TASK BRIEF: Lines that hold the string "continues" are to be counted; give only their number.

Entries with figure data
+++

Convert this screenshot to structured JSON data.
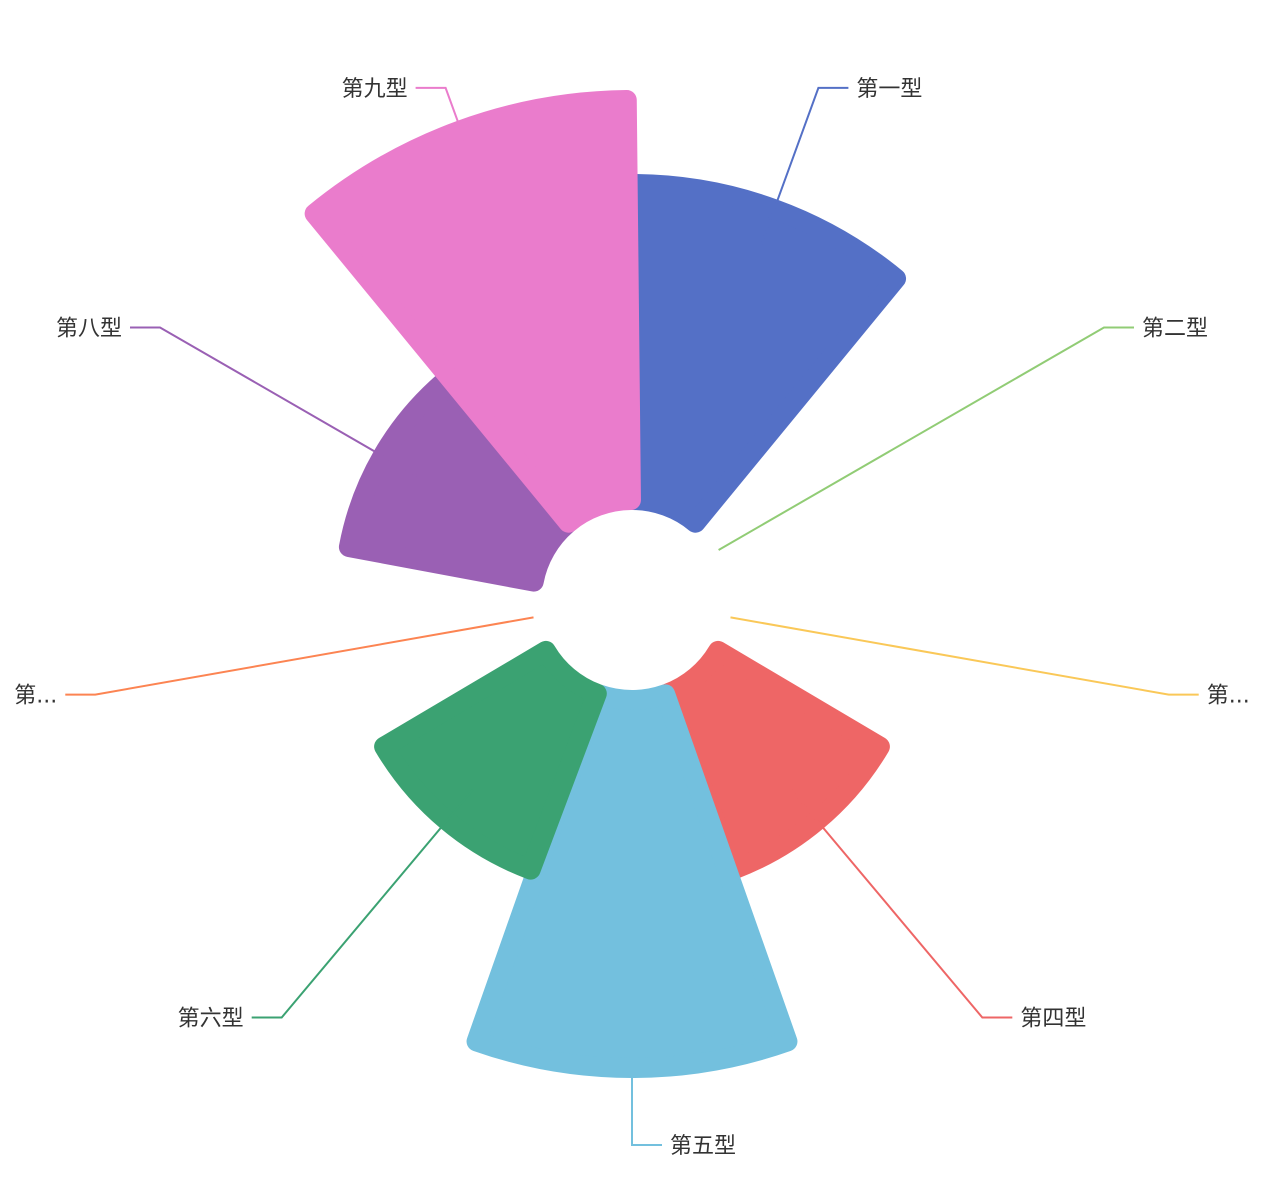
{
  "chart_data": {
    "type": "nightingale-rose",
    "title": "",
    "radius_range": [
      0,
      1
    ],
    "series": [
      {
        "name": "",
        "items": [
          {
            "label": "第一型",
            "label_shown": "第一型",
            "value": 0.79,
            "color": "#5470c6"
          },
          {
            "label": "",
            "label_shown": "第二型",
            "value": 0.0,
            "color": "#91cc75"
          },
          {
            "label": "",
            "label_shown": "第...",
            "value": 0.0,
            "color": "#fac858"
          },
          {
            "label": "第四型",
            "label_shown": "第四型",
            "value": 0.47,
            "color": "#ee6666"
          },
          {
            "label": "第五型",
            "label_shown": "第五型",
            "value": 0.92,
            "color": "#73c0de"
          },
          {
            "label": "第六型",
            "label_shown": "第六型",
            "value": 0.47,
            "color": "#3ba272"
          },
          {
            "label": "",
            "label_shown": "第...",
            "value": 0.0,
            "color": "#fc8452"
          },
          {
            "label": "第八型",
            "label_shown": "第八型",
            "value": 0.47,
            "color": "#9a60b4"
          },
          {
            "label": "第九型",
            "label_shown": "第九型",
            "value": 1.0,
            "color": "#ea7ccc"
          }
        ]
      }
    ],
    "legend": false,
    "grid": false
  }
}
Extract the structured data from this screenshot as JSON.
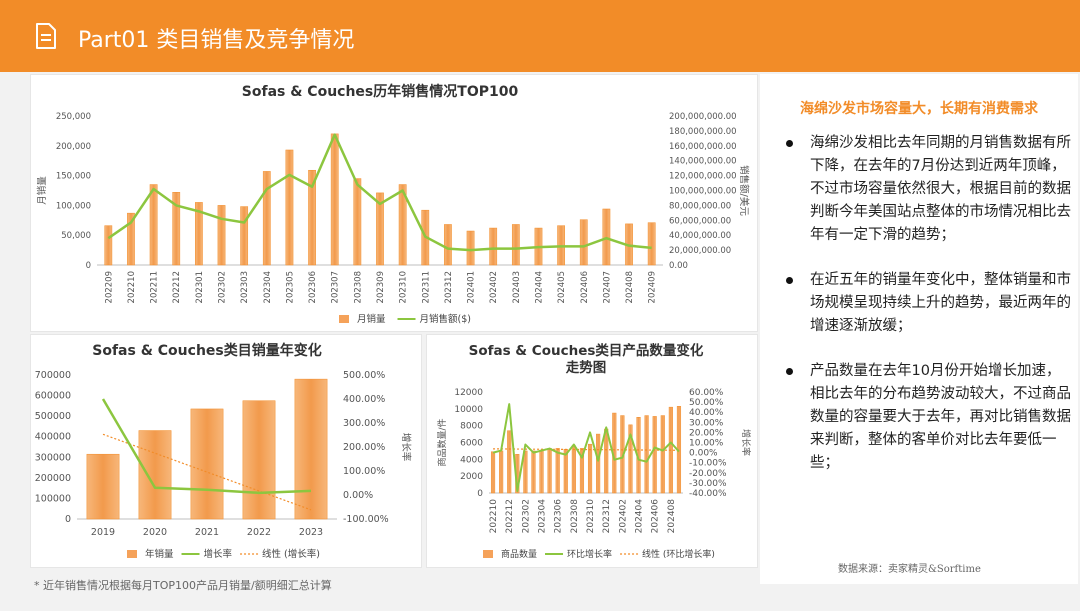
{
  "header": {
    "title": "Part01 类目销售及竞争情况"
  },
  "right_panel": {
    "title": "海绵沙发市场容量大，长期有消费需求",
    "bullets": [
      "海绵沙发相比去年同期的月销售数据有所下降，在去年的7月份达到近两年顶峰，不过市场容量依然很大，根据目前的数据判断今年美国站点整体的市场情况相比去年有一定下滑的趋势；",
      "在近五年的销量年变化中，整体销量和市场规模呈现持续上升的趋势，最近两年的增速逐渐放缓；",
      "产品数量在去年10月份开始增长加速，相比去年的分布趋势波动较大，不过商品数量的容量要大于去年，再对比销售数据来判断，整体的客单价对比去年要低一些；"
    ],
    "source": "数据来源：卖家精灵&Sorftime"
  },
  "footnote": "* 近年销售情况根据每月TOP100产品月销量/额明细汇总计算",
  "colors": {
    "accent": "#f28c28",
    "bar": "#f5a25a",
    "line": "#8cc63f",
    "trend": "#f28c28"
  },
  "icons": {
    "header": "document-icon"
  },
  "chart_data": [
    {
      "type": "bar",
      "title": "Sofas & Couches历年销售情况TOP100",
      "categories": [
        "202209",
        "202210",
        "202211",
        "202212",
        "202301",
        "202302",
        "202303",
        "202304",
        "202305",
        "202306",
        "202307",
        "202308",
        "202309",
        "202310",
        "202311",
        "202312",
        "202401",
        "202402",
        "202403",
        "202404",
        "202405",
        "202406",
        "202407",
        "202408",
        "202409"
      ],
      "series": [
        {
          "name": "月销量",
          "type": "bar",
          "axis": "left",
          "values": [
            66000,
            87000,
            135000,
            122000,
            105000,
            100000,
            98000,
            157000,
            193000,
            159000,
            220000,
            145000,
            121000,
            135000,
            92000,
            68000,
            57000,
            62000,
            68000,
            62000,
            66000,
            76000,
            94000,
            69000,
            71000
          ]
        },
        {
          "name": "月销售额($)",
          "type": "line",
          "axis": "right",
          "values": [
            36000000,
            57000000,
            102000000,
            80000000,
            72000000,
            62000000,
            57000000,
            102000000,
            121000000,
            105000000,
            175000000,
            108000000,
            82000000,
            100000000,
            38000000,
            22000000,
            20000000,
            22000000,
            22000000,
            24000000,
            25000000,
            25000000,
            36000000,
            26000000,
            23000000
          ]
        }
      ],
      "ylabel": "月销量",
      "y2label": "销售额/美元",
      "yticks": [
        "0",
        "50,000",
        "100,000",
        "150,000",
        "200,000",
        "250,000"
      ],
      "y2ticks": [
        "0.00",
        "20,000,000.00",
        "40,000,000.00",
        "60,000,000.00",
        "80,000,000.00",
        "100,000,000.00",
        "120,000,000.00",
        "140,000,000.00",
        "160,000,000.00",
        "180,000,000.00",
        "200,000,000.00"
      ],
      "ylim": [
        0,
        250000
      ],
      "y2lim": [
        0,
        200000000
      ],
      "legend": "bottom"
    },
    {
      "type": "bar",
      "title": "Sofas & Couches类目销量年变化",
      "categories": [
        "2019",
        "2020",
        "2021",
        "2022",
        "2023"
      ],
      "series": [
        {
          "name": "年销量",
          "type": "bar",
          "axis": "left",
          "values": [
            315000,
            430000,
            535000,
            575000,
            680000
          ]
        },
        {
          "name": "增长率",
          "type": "line",
          "axis": "right",
          "values": [
            4.0,
            0.3,
            0.22,
            0.09,
            0.17
          ]
        },
        {
          "name": "线性 (增长率)",
          "type": "trendline",
          "axis": "right"
        }
      ],
      "y2label": "增长率",
      "yticks": [
        "0",
        "100000",
        "200000",
        "300000",
        "400000",
        "500000",
        "600000",
        "700000"
      ],
      "y2ticks": [
        "-100.00%",
        "0.00%",
        "100.00%",
        "200.00%",
        "300.00%",
        "400.00%",
        "500.00%"
      ],
      "ylim": [
        0,
        700000
      ],
      "y2lim": [
        -1,
        5
      ],
      "legend": "bottom"
    },
    {
      "type": "bar",
      "title": "Sofas & Couches类目产品数量变化走势图",
      "categories": [
        "202210",
        "202211",
        "202212",
        "202301",
        "202302",
        "202303",
        "202304",
        "202305",
        "202306",
        "202307",
        "202308",
        "202309",
        "202310",
        "202311",
        "202312",
        "202401",
        "202402",
        "202403",
        "202404",
        "202405",
        "202406",
        "202407",
        "202408",
        "202409"
      ],
      "xticklabels": [
        "202210",
        "202212",
        "202302",
        "202304",
        "202306",
        "202308",
        "202310",
        "202312",
        "202402",
        "202404",
        "202406",
        "202408"
      ],
      "series": [
        {
          "name": "商品数量",
          "type": "bar",
          "axis": "left",
          "values": [
            4900,
            5000,
            7400,
            4600,
            5000,
            5000,
            5100,
            5300,
            5300,
            5200,
            5600,
            5300,
            5800,
            7000,
            7600,
            9500,
            9200,
            8100,
            9000,
            9200,
            9100,
            9200,
            10200,
            10300
          ]
        },
        {
          "name": "环比增长率",
          "type": "line",
          "axis": "right",
          "values": [
            0.0,
            0.02,
            0.48,
            -0.38,
            0.08,
            0.0,
            0.02,
            0.04,
            0.0,
            -0.02,
            0.08,
            -0.05,
            0.2,
            -0.08,
            0.25,
            -0.07,
            -0.05,
            0.18,
            -0.07,
            -0.09,
            0.05,
            0.02,
            0.1,
            0.01
          ]
        },
        {
          "name": "线性 (环比增长率)",
          "type": "trendline",
          "axis": "right"
        }
      ],
      "ylabel": "商品数量/件",
      "y2label": "增长率",
      "yticks": [
        "0",
        "2000",
        "4000",
        "6000",
        "8000",
        "10000",
        "12000"
      ],
      "y2ticks": [
        "-40.00%",
        "-30.00%",
        "-20.00%",
        "-10.00%",
        "0.00%",
        "10.00%",
        "20.00%",
        "30.00%",
        "40.00%",
        "50.00%",
        "60.00%"
      ],
      "ylim": [
        0,
        12000
      ],
      "y2lim": [
        -0.4,
        0.6
      ],
      "legend": "bottom"
    }
  ]
}
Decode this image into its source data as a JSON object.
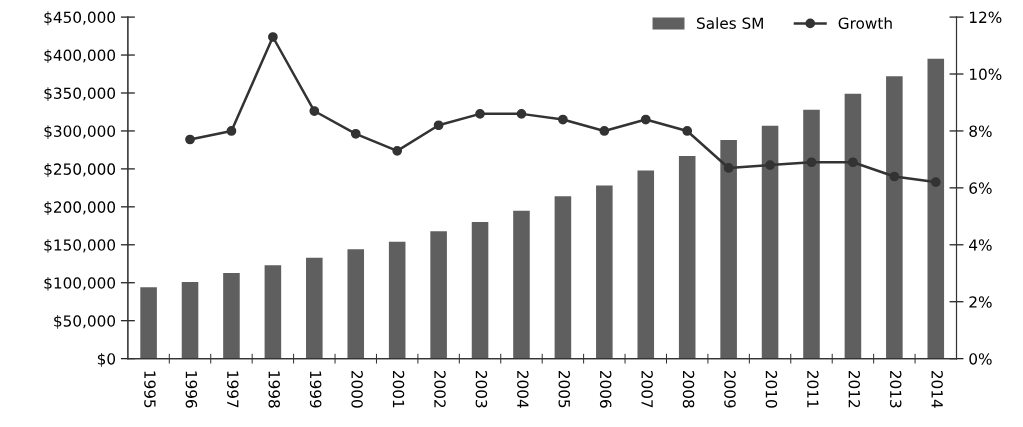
{
  "chart_data": {
    "type": "bar",
    "categories": [
      "1995",
      "1996",
      "1997",
      "1998",
      "1999",
      "2000",
      "2001",
      "2002",
      "2003",
      "2004",
      "2005",
      "2006",
      "2007",
      "2008",
      "2009",
      "2010",
      "2011",
      "2012",
      "2013",
      "2014"
    ],
    "series": [
      {
        "name": "Sales SM",
        "color": "#5f5f5f",
        "values": [
          94000,
          101000,
          113000,
          123000,
          133000,
          144000,
          154000,
          168000,
          180000,
          195000,
          214000,
          228000,
          248000,
          267000,
          288000,
          307000,
          328000,
          349000,
          372000,
          395000
        ]
      },
      {
        "name": "Growth",
        "type": "line",
        "axis": "y2",
        "color": "#333333",
        "values": [
          null,
          7.7,
          8.0,
          11.3,
          8.7,
          7.9,
          7.3,
          8.2,
          8.6,
          8.6,
          8.4,
          8.0,
          8.4,
          8.0,
          6.7,
          6.8,
          6.9,
          6.9,
          6.4,
          6.2
        ]
      }
    ],
    "ylim": [
      0,
      450000
    ],
    "yticks": [
      {
        "value": 0,
        "label": "$0"
      },
      {
        "value": 50000,
        "label": "$50,000"
      },
      {
        "value": 100000,
        "label": "$100,000"
      },
      {
        "value": 150000,
        "label": "$150,000"
      },
      {
        "value": 200000,
        "label": "$200,000"
      },
      {
        "value": 250000,
        "label": "$250,000"
      },
      {
        "value": 300000,
        "label": "$300,000"
      },
      {
        "value": 350000,
        "label": "$350,000"
      },
      {
        "value": 400000,
        "label": "$400,000"
      },
      {
        "value": 450000,
        "label": "$450,000"
      }
    ],
    "y2lim": [
      0,
      12
    ],
    "y2ticks": [
      {
        "value": 0,
        "label": "0%"
      },
      {
        "value": 2,
        "label": "2%"
      },
      {
        "value": 4,
        "label": "4%"
      },
      {
        "value": 6,
        "label": "6%"
      },
      {
        "value": 8,
        "label": "8%"
      },
      {
        "value": 10,
        "label": "10%"
      },
      {
        "value": 12,
        "label": "12%"
      }
    ],
    "marker": "circle",
    "line_style": "solid",
    "grid": false,
    "legend": "top right"
  }
}
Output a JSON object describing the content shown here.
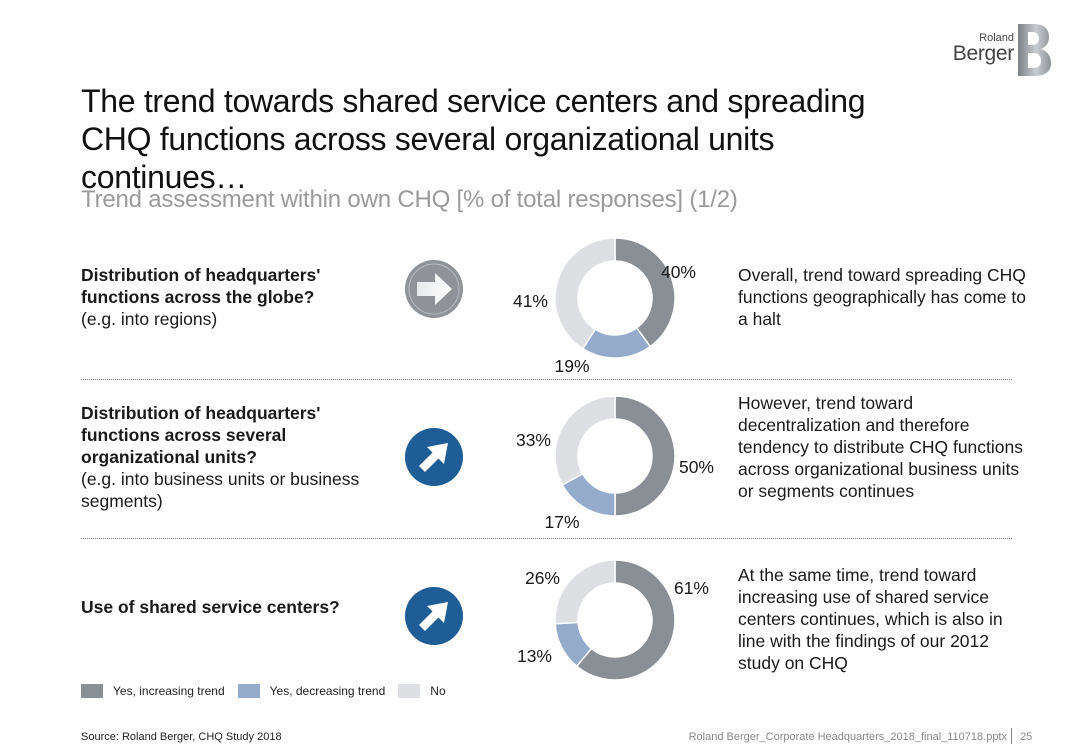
{
  "brand": {
    "line1": "Roland",
    "line2": "Berger"
  },
  "title": "The trend towards shared service centers and spreading CHQ functions across several organizational units continues…",
  "subtitle": "Trend assessment within own CHQ [% of total responses] (1/2)",
  "colors": {
    "increasing": "#8a8f95",
    "decreasing": "#94abcb",
    "no": "#dedfe2",
    "arrow_neutral": "#8f9398",
    "arrow_up": "#1e5d95"
  },
  "rows": [
    {
      "question_bold": "Distribution of headquarters' functions across the globe?",
      "question_note": "(e.g. into regions)",
      "icon": "arrow-right-icon",
      "description": "Overall, trend toward spreading CHQ functions geographically has come to a halt"
    },
    {
      "question_bold": "Distribution of headquarters' functions across several organizational units?",
      "question_note": "(e.g. into business units or business segments)",
      "icon": "arrow-up-right-icon",
      "description": "However, trend toward decentralization and therefore tendency to distribute CHQ functions across organizational business units or segments continues"
    },
    {
      "question_bold": "Use of shared service centers?",
      "question_note": "",
      "icon": "arrow-up-right-icon",
      "description": "At the same time, trend toward increasing use of shared service centers continues, which is also in line with the findings of our 2012 study on CHQ"
    }
  ],
  "chart_data": [
    {
      "type": "pie",
      "categories": [
        "Yes, increasing trend",
        "Yes, decreasing trend",
        "No"
      ],
      "values": [
        40,
        19,
        41
      ],
      "labels": [
        "40%",
        "19%",
        "41%"
      ]
    },
    {
      "type": "pie",
      "categories": [
        "Yes, increasing trend",
        "Yes, decreasing trend",
        "No"
      ],
      "values": [
        50,
        17,
        33
      ],
      "labels": [
        "50%",
        "17%",
        "33%"
      ]
    },
    {
      "type": "pie",
      "categories": [
        "Yes, increasing trend",
        "Yes, decreasing trend",
        "No"
      ],
      "values": [
        61,
        13,
        26
      ],
      "labels": [
        "61%",
        "13%",
        "26%"
      ]
    }
  ],
  "legend": [
    {
      "label": "Yes, increasing trend",
      "color": "#8a8f95"
    },
    {
      "label": "Yes, decreasing trend",
      "color": "#94abcb"
    },
    {
      "label": "No",
      "color": "#dedfe2"
    }
  ],
  "footer": {
    "source": "Source: Roland Berger, CHQ Study 2018",
    "file": "Roland Berger_Corporate Headquarters_2018_final_110718.pptx",
    "page": "25"
  }
}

+++

REPLY TO THE EXERCISE: 3